# SHORT EXERCISE:
Take every line from the material that has the word "JSON" in it.

# RAW DATA:
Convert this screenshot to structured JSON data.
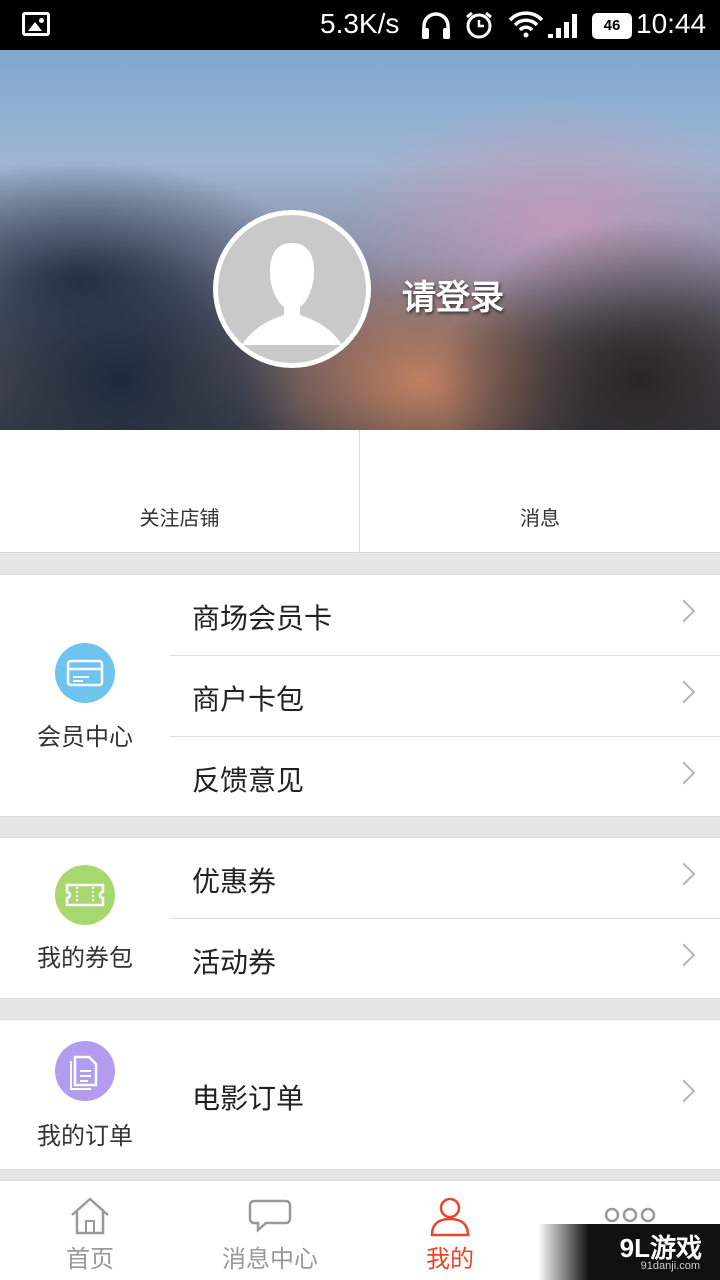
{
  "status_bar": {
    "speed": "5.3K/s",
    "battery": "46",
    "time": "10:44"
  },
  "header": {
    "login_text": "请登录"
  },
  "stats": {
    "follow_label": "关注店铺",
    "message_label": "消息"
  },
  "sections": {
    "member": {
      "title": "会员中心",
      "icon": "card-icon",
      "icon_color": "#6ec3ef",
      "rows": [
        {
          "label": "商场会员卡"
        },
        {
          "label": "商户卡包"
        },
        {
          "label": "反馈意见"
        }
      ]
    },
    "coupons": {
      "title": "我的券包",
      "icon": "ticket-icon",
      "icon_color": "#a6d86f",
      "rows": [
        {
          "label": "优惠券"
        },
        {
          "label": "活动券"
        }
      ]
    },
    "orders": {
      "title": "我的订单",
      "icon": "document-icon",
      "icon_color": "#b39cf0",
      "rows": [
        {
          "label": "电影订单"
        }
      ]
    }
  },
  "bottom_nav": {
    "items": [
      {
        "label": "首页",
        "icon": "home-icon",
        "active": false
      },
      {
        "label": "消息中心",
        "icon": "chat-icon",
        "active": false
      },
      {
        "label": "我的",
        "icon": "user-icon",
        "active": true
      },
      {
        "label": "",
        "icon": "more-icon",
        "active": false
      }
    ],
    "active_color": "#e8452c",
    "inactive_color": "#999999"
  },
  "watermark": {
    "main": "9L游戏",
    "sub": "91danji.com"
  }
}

==

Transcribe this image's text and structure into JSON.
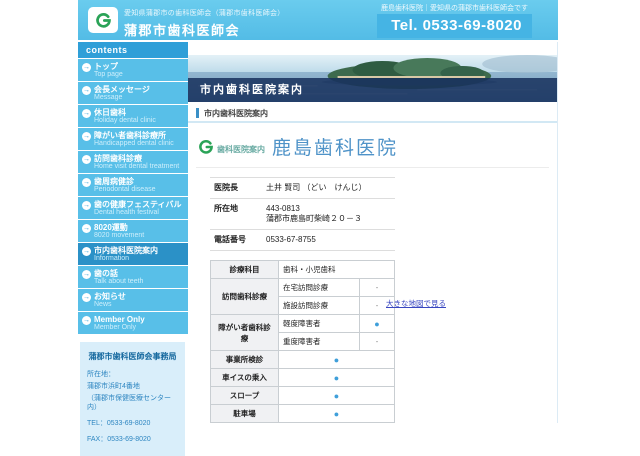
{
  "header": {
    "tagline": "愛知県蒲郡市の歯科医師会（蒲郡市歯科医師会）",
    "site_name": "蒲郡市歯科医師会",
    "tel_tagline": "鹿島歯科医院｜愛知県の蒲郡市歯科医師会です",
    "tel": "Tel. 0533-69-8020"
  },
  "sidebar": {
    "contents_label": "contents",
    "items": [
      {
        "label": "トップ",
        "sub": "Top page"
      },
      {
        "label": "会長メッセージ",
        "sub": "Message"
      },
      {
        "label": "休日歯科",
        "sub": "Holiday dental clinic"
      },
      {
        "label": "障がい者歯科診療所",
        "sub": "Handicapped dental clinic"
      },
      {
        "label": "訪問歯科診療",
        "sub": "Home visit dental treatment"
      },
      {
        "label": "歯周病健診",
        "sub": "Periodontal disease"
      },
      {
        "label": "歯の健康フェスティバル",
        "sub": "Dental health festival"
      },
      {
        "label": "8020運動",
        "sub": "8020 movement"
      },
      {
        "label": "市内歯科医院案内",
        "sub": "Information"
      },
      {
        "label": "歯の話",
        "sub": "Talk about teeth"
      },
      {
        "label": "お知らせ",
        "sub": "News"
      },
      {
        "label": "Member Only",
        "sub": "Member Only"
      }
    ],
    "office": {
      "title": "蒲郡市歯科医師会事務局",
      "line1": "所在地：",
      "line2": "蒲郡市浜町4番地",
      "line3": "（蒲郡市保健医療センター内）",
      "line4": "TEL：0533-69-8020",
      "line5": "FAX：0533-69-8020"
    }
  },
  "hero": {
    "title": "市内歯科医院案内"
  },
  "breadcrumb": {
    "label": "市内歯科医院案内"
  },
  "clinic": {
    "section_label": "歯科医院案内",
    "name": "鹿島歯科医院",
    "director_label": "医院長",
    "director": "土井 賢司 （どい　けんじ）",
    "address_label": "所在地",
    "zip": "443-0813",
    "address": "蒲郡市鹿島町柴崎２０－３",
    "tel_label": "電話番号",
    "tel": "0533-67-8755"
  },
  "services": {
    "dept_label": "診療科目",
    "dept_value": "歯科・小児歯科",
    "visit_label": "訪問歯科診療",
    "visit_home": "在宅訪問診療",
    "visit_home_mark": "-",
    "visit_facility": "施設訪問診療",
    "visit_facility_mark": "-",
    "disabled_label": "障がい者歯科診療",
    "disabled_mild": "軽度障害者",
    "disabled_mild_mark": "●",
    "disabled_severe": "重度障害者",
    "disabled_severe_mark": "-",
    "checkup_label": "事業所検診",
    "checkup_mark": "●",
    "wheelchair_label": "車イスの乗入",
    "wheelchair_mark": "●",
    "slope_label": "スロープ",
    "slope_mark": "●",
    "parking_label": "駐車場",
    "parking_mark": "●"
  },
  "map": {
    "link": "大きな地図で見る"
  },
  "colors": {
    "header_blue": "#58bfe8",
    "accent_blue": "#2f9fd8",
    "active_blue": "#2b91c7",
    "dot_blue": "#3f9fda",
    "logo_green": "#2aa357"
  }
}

# ANSWER TO THE TASK:
Convert this screenshot to structured JSON data.
Transcribe this image's text and structure into JSON.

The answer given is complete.